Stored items
####################

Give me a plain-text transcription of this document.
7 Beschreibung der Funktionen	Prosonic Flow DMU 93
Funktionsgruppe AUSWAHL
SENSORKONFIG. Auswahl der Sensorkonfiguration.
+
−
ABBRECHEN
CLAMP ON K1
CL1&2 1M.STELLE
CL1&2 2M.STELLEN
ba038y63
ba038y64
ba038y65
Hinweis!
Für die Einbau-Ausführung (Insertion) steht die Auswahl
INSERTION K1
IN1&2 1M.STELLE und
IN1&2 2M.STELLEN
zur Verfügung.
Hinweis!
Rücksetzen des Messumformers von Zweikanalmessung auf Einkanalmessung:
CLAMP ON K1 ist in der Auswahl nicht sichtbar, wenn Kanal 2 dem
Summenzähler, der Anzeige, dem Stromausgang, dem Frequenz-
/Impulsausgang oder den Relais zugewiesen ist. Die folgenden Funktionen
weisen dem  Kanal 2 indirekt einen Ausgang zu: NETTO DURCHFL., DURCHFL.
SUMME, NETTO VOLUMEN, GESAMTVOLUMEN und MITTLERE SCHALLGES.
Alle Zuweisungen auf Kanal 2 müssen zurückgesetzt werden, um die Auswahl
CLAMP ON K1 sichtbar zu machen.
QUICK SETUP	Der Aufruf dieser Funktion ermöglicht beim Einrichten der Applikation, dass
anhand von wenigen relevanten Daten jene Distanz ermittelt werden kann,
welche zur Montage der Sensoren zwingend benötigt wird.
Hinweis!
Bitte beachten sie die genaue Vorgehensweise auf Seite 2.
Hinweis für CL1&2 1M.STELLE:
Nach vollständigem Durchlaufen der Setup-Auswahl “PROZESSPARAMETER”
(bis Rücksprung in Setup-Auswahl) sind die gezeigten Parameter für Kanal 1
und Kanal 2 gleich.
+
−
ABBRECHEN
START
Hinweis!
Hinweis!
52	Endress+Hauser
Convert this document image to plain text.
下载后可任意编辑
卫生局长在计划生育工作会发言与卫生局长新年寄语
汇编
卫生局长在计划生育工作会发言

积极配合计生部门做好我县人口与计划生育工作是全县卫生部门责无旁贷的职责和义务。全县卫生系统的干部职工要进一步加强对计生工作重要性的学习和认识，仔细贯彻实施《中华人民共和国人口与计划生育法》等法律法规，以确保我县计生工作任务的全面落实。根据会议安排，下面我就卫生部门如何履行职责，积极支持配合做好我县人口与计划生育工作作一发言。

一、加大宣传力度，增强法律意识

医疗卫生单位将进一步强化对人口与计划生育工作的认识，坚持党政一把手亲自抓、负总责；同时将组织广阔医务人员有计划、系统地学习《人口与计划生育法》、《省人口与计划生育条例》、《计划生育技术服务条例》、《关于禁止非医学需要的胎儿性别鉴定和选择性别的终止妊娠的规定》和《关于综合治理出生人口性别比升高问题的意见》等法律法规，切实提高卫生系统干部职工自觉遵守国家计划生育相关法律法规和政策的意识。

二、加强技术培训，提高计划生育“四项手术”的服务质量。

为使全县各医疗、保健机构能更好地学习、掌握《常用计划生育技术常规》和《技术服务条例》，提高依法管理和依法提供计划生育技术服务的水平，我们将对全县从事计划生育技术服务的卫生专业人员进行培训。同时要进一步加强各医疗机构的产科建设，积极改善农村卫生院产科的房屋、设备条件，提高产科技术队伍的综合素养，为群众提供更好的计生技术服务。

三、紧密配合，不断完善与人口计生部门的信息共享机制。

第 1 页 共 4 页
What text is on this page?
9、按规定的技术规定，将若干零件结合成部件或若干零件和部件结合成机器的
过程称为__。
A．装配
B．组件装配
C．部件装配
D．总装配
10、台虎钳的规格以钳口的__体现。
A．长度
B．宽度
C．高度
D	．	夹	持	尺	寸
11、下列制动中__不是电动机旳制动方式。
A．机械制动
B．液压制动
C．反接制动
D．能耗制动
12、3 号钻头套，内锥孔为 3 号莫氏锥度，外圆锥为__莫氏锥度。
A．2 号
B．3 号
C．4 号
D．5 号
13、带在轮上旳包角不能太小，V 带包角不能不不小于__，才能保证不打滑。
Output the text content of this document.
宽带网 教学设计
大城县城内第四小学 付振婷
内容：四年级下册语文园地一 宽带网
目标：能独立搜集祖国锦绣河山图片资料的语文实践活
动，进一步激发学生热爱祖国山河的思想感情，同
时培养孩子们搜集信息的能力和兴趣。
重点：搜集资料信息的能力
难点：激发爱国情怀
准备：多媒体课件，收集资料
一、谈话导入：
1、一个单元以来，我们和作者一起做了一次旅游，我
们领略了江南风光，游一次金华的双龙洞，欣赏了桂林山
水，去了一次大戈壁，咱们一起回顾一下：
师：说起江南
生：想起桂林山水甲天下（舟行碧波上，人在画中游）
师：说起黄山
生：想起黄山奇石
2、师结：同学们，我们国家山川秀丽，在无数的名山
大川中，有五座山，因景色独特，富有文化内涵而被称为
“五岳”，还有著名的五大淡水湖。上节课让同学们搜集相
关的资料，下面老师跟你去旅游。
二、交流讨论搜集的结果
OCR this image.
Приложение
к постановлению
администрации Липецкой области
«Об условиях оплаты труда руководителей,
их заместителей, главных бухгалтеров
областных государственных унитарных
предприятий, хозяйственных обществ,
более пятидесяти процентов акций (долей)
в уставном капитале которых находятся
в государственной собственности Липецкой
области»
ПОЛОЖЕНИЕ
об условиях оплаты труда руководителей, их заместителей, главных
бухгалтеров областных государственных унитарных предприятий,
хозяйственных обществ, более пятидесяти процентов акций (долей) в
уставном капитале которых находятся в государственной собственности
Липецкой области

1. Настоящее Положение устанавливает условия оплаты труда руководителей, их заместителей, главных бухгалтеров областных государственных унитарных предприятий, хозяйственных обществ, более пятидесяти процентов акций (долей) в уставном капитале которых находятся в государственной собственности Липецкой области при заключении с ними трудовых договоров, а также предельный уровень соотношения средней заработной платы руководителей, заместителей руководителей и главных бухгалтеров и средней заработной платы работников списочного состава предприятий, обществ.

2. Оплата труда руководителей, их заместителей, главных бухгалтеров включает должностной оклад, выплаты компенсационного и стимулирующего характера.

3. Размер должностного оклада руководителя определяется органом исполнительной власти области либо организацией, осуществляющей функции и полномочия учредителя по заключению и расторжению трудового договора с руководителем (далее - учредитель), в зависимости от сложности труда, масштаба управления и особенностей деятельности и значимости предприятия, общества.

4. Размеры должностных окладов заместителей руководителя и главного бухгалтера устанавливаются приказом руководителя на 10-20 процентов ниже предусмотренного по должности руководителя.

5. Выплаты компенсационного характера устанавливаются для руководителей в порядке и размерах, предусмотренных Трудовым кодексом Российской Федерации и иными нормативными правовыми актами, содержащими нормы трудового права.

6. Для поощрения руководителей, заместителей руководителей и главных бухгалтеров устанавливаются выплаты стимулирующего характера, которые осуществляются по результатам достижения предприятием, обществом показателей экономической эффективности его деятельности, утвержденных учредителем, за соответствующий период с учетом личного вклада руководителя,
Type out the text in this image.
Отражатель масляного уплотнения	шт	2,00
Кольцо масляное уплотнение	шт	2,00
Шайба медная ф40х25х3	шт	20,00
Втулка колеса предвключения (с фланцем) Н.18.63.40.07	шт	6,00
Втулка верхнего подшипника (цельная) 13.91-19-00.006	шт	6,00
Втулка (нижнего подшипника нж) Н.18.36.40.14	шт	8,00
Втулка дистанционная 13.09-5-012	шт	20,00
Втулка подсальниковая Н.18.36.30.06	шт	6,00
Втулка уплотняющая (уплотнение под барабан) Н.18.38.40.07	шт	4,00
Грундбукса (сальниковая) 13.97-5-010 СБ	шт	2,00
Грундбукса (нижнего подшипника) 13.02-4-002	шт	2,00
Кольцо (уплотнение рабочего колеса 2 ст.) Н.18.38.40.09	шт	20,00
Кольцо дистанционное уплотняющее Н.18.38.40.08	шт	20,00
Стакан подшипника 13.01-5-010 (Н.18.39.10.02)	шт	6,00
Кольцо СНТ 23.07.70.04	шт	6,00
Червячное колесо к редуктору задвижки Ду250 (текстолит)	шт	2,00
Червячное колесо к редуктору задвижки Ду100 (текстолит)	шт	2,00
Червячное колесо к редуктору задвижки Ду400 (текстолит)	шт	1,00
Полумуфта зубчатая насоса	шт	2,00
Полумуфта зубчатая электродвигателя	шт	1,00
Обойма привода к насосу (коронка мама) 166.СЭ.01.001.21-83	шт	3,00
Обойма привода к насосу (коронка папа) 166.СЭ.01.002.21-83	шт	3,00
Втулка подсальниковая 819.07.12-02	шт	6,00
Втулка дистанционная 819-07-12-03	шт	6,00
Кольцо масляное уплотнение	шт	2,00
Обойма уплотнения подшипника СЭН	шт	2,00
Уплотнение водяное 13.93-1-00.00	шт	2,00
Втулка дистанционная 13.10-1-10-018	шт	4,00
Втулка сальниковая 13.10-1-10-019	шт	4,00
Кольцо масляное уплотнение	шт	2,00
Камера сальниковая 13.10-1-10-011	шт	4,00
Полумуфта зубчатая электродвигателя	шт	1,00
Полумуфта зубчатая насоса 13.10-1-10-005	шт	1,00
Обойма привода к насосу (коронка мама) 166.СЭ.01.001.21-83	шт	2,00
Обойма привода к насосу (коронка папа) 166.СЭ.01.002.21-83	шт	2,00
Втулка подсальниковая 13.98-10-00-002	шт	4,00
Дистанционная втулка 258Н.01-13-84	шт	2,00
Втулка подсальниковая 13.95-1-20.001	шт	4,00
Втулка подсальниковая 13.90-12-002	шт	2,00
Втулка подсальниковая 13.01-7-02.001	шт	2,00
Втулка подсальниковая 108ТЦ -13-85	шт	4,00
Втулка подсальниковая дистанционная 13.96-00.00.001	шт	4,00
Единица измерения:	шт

####################

* Task goal: Determine how many lines of the listing hold the word "стимулирующего" and reply with that figure alone.

* Final answer: 2